◆ **Records supplied**:
(begin)

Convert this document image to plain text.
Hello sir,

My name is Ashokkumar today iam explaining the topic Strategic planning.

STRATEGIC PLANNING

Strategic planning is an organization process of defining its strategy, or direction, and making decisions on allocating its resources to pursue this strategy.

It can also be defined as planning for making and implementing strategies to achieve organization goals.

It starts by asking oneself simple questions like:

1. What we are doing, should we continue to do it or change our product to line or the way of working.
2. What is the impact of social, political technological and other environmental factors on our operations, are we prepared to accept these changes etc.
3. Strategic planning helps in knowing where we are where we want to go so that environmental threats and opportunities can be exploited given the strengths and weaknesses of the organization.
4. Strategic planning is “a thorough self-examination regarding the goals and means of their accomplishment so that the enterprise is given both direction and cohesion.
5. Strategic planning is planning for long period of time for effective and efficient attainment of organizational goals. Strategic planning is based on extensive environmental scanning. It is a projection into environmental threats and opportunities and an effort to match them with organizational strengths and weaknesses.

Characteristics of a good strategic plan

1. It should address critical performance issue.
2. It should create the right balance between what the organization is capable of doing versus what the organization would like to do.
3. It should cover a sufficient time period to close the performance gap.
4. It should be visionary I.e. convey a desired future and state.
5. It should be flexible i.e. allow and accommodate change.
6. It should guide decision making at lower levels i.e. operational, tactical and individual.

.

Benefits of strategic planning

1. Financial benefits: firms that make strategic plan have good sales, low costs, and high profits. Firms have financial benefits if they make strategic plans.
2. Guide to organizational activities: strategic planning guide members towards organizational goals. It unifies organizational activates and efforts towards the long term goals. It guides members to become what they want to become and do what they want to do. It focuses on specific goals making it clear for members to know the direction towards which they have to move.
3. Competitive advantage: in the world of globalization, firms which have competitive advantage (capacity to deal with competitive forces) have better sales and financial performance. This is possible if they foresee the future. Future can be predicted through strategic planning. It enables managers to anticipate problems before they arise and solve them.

(end)

◆ **Task description**:
Please reproduce each record precisely as written.

◆ **Written response**:
Convert this document image to plain text.
Hello sir,

My name is Ashokkumar today iam explaining the topic Strategic planning.

STRATEGIC PLANNING

Strategic planning is an organization process of defining its strategy, or direction, and making decisions on allocating its resources to pursue this strategy.

It can also be defined as planning for making and implementing strategies to achieve organization goals.

It starts by asking oneself simple questions like:

1. What we are doing, should we continue to do it or change our product to line or the way of working.
2. What is the impact of social, political technological and other environmental factors on our operations, are we prepared to accept these changes etc.
3. Strategic planning helps in knowing where we are where we want to go so that environmental threats and opportunities can be exploited given the strengths and weaknesses of the organization.
4. Strategic planning is “a thorough self-examination regarding the goals and means of their accomplishment so that the enterprise is given both direction and cohesion.
5. Strategic planning is planning for long period of time for effective and efficient attainment of organizational goals. Strategic planning is based on extensive environmental scanning. It is a projection into environmental threats and opportunities and an effort to match them with organizational strengths and weaknesses.

Characteristics of a good strategic plan

1. It should address critical performance issue.
2. It should create the right balance between what the organization is capable of doing versus what the organization would like to do.
3. It should cover a sufficient time period to close the performance gap.
4. It should be visionary I.e. convey a desired future and state.
5. It should be flexible i.e. allow and accommodate change.
6. It should guide decision making at lower levels i.e. operational, tactical and individual.

.

Benefits of strategic planning

1. Financial benefits: firms that make strategic plan have good sales, low costs, and high profits. Firms have financial benefits if they make strategic plans.
2. Guide to organizational activities: strategic planning guide members towards organizational goals. It unifies organizational activates and efforts towards the long term goals. It guides members to become what they want to become and do what they want to do. It focuses on specific goals making it clear for members to know the direction towards which they have to move.
3. Competitive advantage: in the world of globalization, firms which have competitive advantage (capacity to deal with competitive forces) have better sales and financial performance. This is possible if they foresee the future. Future can be predicted through strategic planning. It enables managers to anticipate problems before they arise and solve them.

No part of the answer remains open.